-- begin Information provided --
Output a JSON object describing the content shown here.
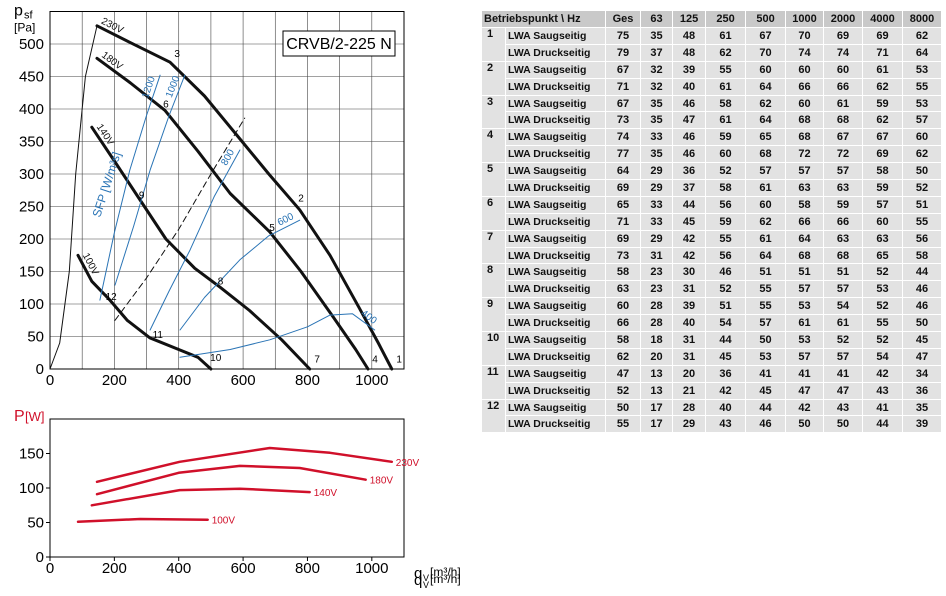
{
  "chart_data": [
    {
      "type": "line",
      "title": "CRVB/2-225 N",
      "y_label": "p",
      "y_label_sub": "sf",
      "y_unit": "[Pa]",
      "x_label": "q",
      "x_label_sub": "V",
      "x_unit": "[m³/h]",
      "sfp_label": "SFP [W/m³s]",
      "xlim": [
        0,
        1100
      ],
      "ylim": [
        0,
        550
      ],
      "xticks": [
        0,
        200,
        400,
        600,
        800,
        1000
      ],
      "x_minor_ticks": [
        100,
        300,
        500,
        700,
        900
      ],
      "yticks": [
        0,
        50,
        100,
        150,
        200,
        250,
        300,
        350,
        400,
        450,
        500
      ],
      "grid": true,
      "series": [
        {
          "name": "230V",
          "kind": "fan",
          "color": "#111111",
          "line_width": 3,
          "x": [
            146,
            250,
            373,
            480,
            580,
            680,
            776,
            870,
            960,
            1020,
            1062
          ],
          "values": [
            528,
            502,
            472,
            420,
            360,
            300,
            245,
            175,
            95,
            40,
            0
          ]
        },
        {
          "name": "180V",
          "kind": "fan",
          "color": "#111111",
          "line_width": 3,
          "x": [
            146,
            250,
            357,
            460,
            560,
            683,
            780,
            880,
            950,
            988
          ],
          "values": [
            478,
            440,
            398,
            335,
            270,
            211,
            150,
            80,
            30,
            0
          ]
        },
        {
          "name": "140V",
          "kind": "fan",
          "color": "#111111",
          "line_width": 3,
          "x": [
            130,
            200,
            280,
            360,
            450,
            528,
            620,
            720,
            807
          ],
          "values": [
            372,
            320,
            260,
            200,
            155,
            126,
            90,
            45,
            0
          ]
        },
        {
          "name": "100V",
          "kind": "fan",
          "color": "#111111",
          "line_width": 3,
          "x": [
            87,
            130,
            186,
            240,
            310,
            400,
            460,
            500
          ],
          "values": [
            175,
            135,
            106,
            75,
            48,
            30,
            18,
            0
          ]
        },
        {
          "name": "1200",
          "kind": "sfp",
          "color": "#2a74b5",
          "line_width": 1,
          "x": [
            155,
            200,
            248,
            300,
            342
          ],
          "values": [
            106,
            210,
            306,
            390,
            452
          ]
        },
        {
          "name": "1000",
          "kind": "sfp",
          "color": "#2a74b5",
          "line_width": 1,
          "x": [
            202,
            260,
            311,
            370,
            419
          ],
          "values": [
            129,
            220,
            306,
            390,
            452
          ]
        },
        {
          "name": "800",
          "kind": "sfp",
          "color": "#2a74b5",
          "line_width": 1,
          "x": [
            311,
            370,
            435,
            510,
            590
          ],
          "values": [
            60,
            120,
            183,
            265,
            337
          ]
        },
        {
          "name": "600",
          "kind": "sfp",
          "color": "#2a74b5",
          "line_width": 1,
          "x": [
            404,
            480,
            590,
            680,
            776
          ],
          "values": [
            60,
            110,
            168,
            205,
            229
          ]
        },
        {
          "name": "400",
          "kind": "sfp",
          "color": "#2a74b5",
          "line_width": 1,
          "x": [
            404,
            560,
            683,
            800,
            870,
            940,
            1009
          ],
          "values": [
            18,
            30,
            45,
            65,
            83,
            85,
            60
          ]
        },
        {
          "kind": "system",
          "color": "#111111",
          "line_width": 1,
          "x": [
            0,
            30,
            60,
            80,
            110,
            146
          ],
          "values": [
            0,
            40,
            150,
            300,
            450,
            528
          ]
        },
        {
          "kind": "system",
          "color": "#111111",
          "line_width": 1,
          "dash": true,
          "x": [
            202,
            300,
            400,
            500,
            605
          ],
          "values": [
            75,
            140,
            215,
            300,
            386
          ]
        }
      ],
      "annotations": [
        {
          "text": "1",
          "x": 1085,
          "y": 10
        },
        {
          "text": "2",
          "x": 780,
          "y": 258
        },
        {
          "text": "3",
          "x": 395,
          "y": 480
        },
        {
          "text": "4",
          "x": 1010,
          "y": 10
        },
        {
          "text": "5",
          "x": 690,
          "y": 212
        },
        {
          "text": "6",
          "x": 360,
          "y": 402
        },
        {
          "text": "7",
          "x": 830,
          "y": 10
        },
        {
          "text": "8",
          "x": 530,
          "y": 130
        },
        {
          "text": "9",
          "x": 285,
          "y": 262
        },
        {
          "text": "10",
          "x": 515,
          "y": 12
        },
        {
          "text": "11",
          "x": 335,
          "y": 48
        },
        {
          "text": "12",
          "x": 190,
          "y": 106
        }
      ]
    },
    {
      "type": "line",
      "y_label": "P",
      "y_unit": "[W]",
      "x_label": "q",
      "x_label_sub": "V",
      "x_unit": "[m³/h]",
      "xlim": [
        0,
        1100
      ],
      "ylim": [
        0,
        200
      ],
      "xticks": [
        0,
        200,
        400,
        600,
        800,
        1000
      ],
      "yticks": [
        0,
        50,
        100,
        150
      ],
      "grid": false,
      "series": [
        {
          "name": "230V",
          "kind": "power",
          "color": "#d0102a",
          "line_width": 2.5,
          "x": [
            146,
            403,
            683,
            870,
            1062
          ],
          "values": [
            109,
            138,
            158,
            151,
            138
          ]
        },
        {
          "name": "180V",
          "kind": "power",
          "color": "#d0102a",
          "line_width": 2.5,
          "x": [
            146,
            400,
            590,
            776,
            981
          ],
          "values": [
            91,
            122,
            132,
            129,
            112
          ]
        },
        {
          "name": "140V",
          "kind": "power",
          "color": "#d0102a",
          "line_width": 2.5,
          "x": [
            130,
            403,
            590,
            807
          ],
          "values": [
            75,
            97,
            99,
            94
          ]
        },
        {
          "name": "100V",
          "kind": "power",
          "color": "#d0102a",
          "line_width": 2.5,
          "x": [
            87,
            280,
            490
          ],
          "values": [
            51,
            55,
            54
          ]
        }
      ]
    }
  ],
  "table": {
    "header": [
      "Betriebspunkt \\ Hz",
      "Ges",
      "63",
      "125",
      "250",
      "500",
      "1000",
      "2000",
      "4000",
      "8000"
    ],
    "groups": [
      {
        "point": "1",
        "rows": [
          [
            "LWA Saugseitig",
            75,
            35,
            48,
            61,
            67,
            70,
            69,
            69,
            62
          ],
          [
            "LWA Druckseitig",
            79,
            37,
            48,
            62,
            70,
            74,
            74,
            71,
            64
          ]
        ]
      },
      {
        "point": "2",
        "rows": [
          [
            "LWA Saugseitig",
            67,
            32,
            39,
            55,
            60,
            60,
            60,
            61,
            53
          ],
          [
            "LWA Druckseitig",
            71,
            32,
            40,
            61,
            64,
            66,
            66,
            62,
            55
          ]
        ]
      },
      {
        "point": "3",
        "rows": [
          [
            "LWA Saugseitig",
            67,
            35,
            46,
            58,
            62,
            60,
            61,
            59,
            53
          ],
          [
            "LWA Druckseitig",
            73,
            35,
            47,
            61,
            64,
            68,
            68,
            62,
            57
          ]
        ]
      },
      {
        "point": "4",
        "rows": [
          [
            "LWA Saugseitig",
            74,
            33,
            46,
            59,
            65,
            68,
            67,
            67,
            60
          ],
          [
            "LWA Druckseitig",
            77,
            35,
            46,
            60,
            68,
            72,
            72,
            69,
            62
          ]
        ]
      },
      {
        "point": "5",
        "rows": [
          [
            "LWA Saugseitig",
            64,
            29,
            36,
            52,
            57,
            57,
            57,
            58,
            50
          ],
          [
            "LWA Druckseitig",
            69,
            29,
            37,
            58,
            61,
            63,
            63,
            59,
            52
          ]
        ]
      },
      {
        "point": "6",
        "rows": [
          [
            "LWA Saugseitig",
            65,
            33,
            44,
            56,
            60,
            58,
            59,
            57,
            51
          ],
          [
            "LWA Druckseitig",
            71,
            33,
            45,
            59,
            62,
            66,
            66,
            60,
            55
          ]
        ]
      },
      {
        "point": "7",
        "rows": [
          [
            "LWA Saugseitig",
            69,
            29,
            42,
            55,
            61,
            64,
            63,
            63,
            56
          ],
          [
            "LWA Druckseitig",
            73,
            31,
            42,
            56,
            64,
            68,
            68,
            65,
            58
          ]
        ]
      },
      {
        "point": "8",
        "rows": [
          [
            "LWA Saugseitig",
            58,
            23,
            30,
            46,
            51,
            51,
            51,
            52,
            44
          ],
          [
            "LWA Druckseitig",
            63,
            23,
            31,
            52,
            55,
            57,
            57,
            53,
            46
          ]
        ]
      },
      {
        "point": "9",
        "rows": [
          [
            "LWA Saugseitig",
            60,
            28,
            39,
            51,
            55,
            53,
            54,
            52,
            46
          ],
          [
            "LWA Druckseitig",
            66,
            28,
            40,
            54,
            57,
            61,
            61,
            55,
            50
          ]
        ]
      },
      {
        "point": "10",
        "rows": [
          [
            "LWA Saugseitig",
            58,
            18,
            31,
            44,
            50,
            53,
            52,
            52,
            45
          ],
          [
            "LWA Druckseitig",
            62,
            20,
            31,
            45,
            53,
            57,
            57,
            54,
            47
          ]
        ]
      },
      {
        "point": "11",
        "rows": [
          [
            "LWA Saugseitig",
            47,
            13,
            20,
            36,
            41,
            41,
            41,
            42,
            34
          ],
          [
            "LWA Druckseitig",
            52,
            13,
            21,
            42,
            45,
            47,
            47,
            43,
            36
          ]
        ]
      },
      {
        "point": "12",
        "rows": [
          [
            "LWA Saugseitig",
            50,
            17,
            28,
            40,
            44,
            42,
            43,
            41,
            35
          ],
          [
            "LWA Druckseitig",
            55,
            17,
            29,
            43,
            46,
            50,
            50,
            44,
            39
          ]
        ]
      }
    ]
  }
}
-- end Information provided --
*Task details*: Copy each line from the data above that includes "point".

*Worked solution*:
        "point": "1",
        "point": "2",
        "point": "3",
        "point": "4",
        "point": "5",
        "point": "6",
        "point": "7",
        "point": "8",
        "point": "9",
        "point": "10",
        "point": "11",
        "point": "12",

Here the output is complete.